Copy out all lines carrying the word "text".

--- Begin RECORDS FOR THIS TASK ---

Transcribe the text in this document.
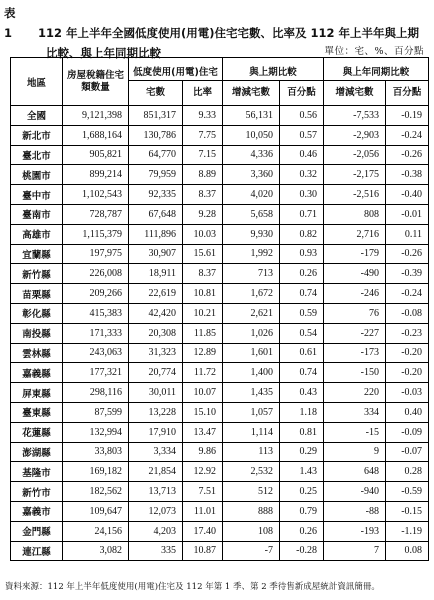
表 1 112 年上半年全國低度使用(用電)住宅宅數、比率及 112 年上半年與上期
比較、與上年同期比較	單位：宅、%、百分點
地區	房屋稅籍住宅類數量	低度使用(用電)住宅		與上期比較		與上年同期比較	
		宅數	比率	增減宅數	百分點	增減宅數	百分點
全國	9,121,398	851,317	9.33	56,131	0.56	-7,533	-0.19
新北市	1,688,164	130,786	7.75	10,050	0.57	-2,903	-0.24
臺北市	905,821	64,770	7.15	4,336	0.46	-2,056	-0.26
桃園市	899,214	79,959	8.89	3,360	0.32	-2,175	-0.38
臺中市	1,102,543	92,335	8.37	4,020	0.30	-2,516	-0.40
臺南市	728,787	67,648	9.28	5,658	0.71	808	-0.01
高雄市	1,115,379	111,896	10.03	9,930	0.82	2,716	0.11
宜蘭縣	197,975	30,907	15.61	1,992	0.93	-179	-0.26
新竹縣	226,008	18,911	8.37	713	0.26	-490	-0.39
苗栗縣	209,266	22,619	10.81	1,672	0.74	-246	-0.24
彰化縣	415,383	42,420	10.21	2,621	0.59	76	-0.08
南投縣	171,333	20,308	11.85	1,026	0.54	-227	-0.23
雲林縣	243,063	31,323	12.89	1,601	0.61	-173	-0.20
嘉義縣	177,321	20,774	11.72	1,400	0.74	-150	-0.20
屏東縣	298,116	30,011	10.07	1,435	0.43	220	-0.03
臺東縣	87,599	13,228	15.10	1,057	1.18	334	0.40
花蓮縣	132,994	17,910	13.47	1,114	0.81	-15	-0.09
澎湖縣	33,803	3,334	9.86	113	0.29	9	-0.07
基隆市	169,182	21,854	12.92	2,532	1.43	648	0.28
新竹市	182,562	13,713	7.51	512	0.25	-940	-0.59
嘉義市	109,647	12,073	11.01	888	0.79	-88	-0.15
金門縣	24,156	4,203	17.40	108	0.26	-193	-1.19
連江縣	3,082	335	10.87	-7	-0.28	7	0.08
資料來源：112 年上半年低度使用(用電)住宅及 112 年第 1 季、第 2 季待售新成屋統計資訊簡冊。
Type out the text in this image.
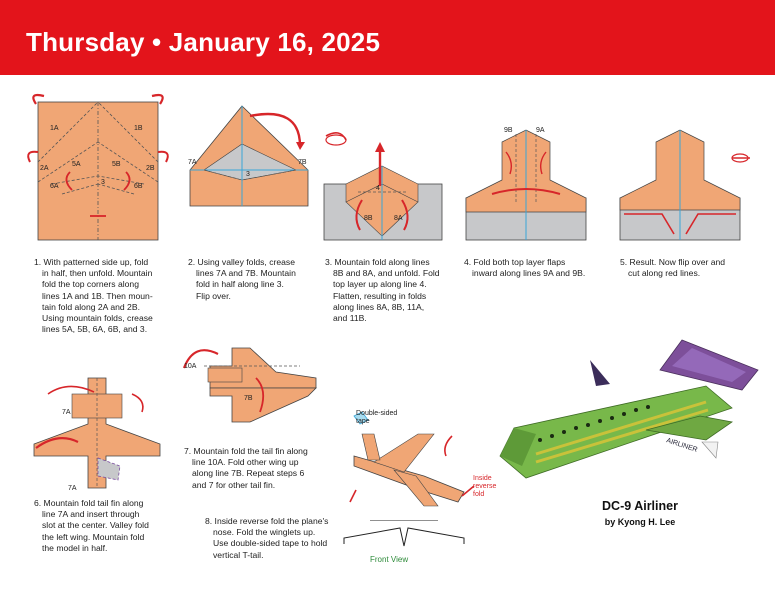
Thursday • January 16, 2025
1A	1B
2A	2B
5A	5B
6A	6B
3
1. With patterned side up, fold
in half, then unfold. Mountain
fold the top corners along
lines 1A and 1B. Then moun-
tain fold along 2A and 2B.
Using mountain folds, crease
lines 5A, 5B, 6A, 6B, and 3.
7A	7B
3
2. Using valley folds, crease
lines 7A and 7B. Mountain
fold in half along line 3.
Flip over.
4
8B	8A
3. Mountain fold along lines
8B and 8A, and unfold. Fold
top layer up along line 4.
Flatten, resulting in folds
along lines 8A, 8B, 11A,
and 11B.
9B	9A
4. Fold both top layer flaps
inward along lines 9A and 9B.
5. Result. Now flip over and
cut along red lines.
7A
7A
6. Mountain fold tail fin along
line 7A and insert through
slot at the center. Valley fold
the left wing. Mountain fold
the model in half.
10A
7B
7. Mountain fold the tail fin along
line 10A. Fold other wing up
along line 7B. Repeat steps 6
and 7 for other tail fin.
Double-sided
tape
Inside
reverse
fold
Front View
8. Inside reverse fold the plane's
nose. Fold the winglets up.
Use double-sided tape to hold
vertical T-tail.
AIRLINER
DC-9 Airliner
by Kyong H. Lee
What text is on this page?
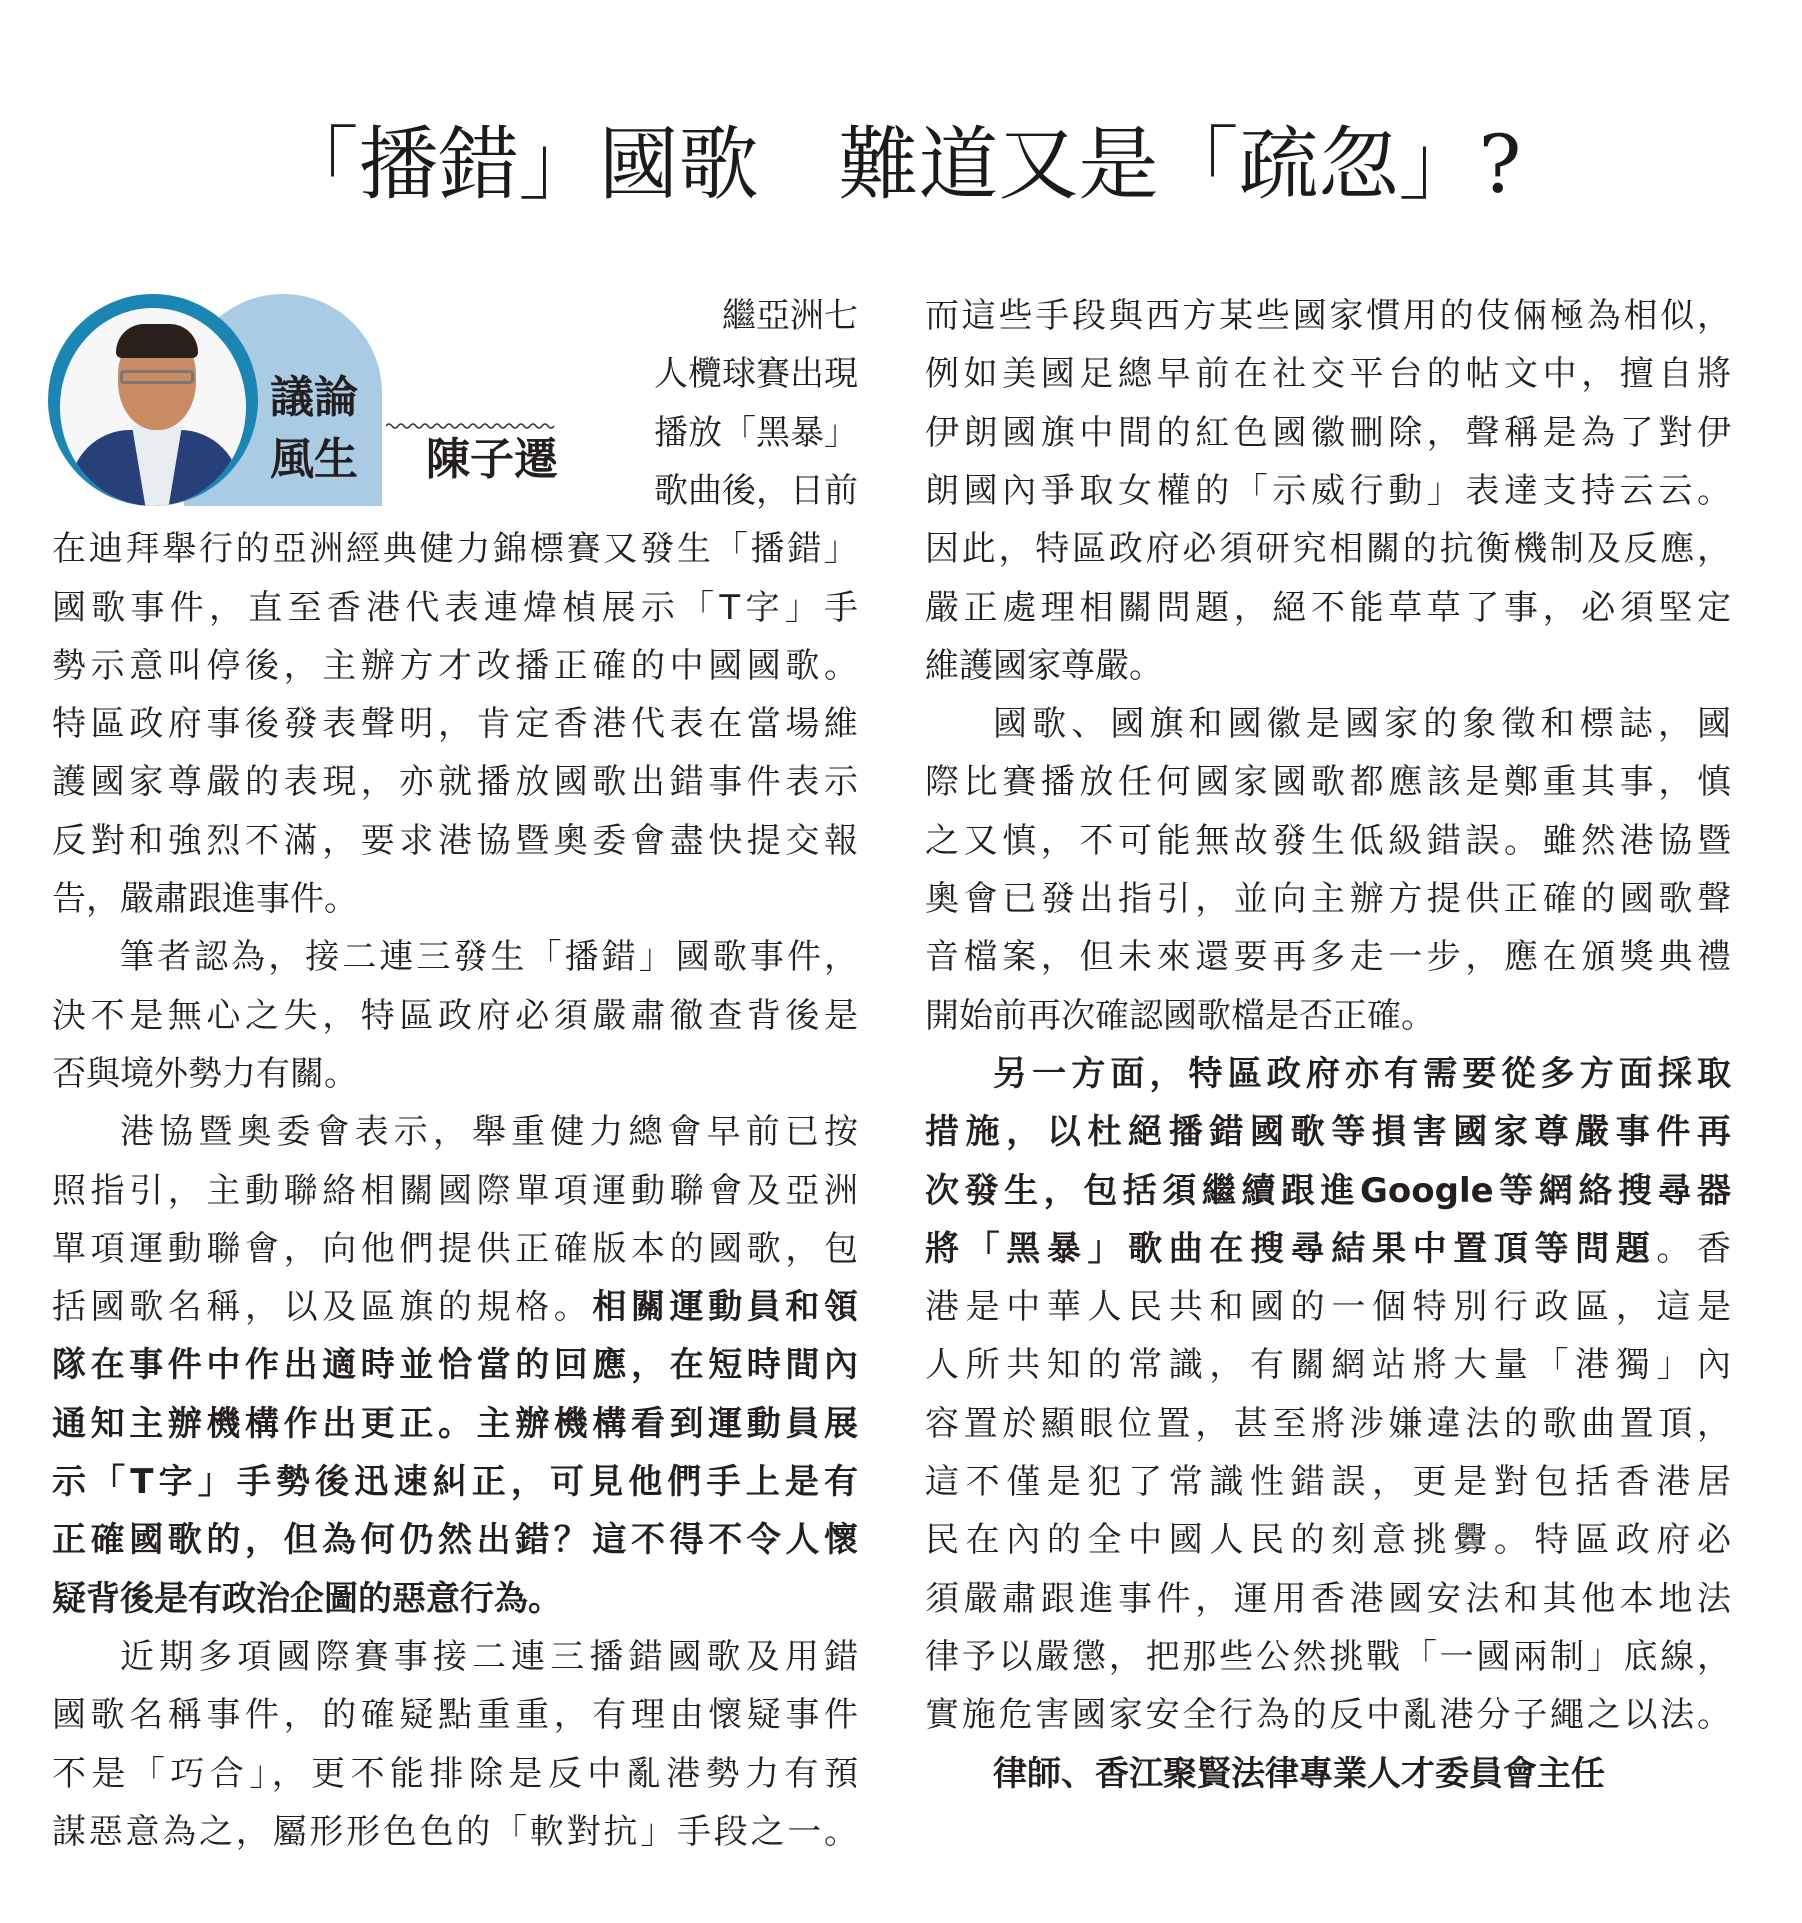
「播錯」國歌　難道又是「疏忽」?
議論
風生 陳子遷
繼亞洲七
人欖球賽出現
播放「黑暴」
歌曲後，日前
在迪拜舉行的亞洲經典健力錦標賽又發生「播錯」
國歌事件，直至香港代表連煒楨展示「T字」手
勢示意叫停後，主辦方才改播正確的中國國歌。
特區政府事後發表聲明，肯定香港代表在當場維
護國家尊嚴的表現，亦就播放國歌出錯事件表示
反對和強烈不滿，要求港協暨奧委會盡快提交報
告，嚴肅跟進事件。
筆者認為，接二連三發生「播錯」國歌事件，
決不是無心之失，特區政府必須嚴肅徹查背後是
否與境外勢力有關。
港協暨奧委會表示，舉重健力總會早前已按
照指引，主動聯絡相關國際單項運動聯會及亞洲
單項運動聯會，向他們提供正確版本的國歌，包
括國歌名稱，以及區旗的規格。相關運動員和領
隊在事件中作出適時並恰當的回應，在短時間內
通知主辦機構作出更正。主辦機構看到運動員展
示「T字」手勢後迅速糾正，可見他們手上是有
正確國歌的，但為何仍然出錯？這不得不令人懷
疑背後是有政治企圖的惡意行為。
近期多項國際賽事接二連三播錯國歌及用錯
國歌名稱事件，的確疑點重重，有理由懷疑事件
不是「巧合」，更不能排除是反中亂港勢力有預
謀惡意為之，屬形形色色的「軟對抗」手段之一。
而這些手段與西方某些國家慣用的伎倆極為相似，
例如美國足總早前在社交平台的帖文中，擅自將
伊朗國旗中間的紅色國徽刪除，聲稱是為了對伊
朗國內爭取女權的「示威行動」表達支持云云。
因此，特區政府必須研究相關的抗衡機制及反應，
嚴正處理相關問題，絕不能草草了事，必須堅定
維護國家尊嚴。
國歌、國旗和國徽是國家的象徵和標誌，國
際比賽播放任何國家國歌都應該是鄭重其事，慎
之又慎，不可能無故發生低級錯誤。雖然港協暨
奧會已發出指引，並向主辦方提供正確的國歌聲
音檔案，但未來還要再多走一步，應在頒獎典禮
開始前再次確認國歌檔是否正確。
另一方面，特區政府亦有需要從多方面採取
措施，以杜絕播錯國歌等損害國家尊嚴事件再
次發生，包括須繼續跟進Google等網絡搜尋器
將「黑暴」歌曲在搜尋結果中置頂等問題。香
港是中華人民共和國的一個特別行政區，這是
人所共知的常識，有關網站將大量「港獨」內
容置於顯眼位置，甚至將涉嫌違法的歌曲置頂，
這不僅是犯了常識性錯誤，更是對包括香港居
民在內的全中國人民的刻意挑釁。特區政府必
須嚴肅跟進事件，運用香港國安法和其他本地法
律予以嚴懲，把那些公然挑戰「一國兩制」底線，
實施危害國家安全行為的反中亂港分子繩之以法。
律師、香江聚賢法律專業人才委員會主任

--- End RECORDS FOR THIS TASK ---

THE COMPLETED TASK.
Transcribe the text in this document.
Type out the text in this image.
What text is on this page?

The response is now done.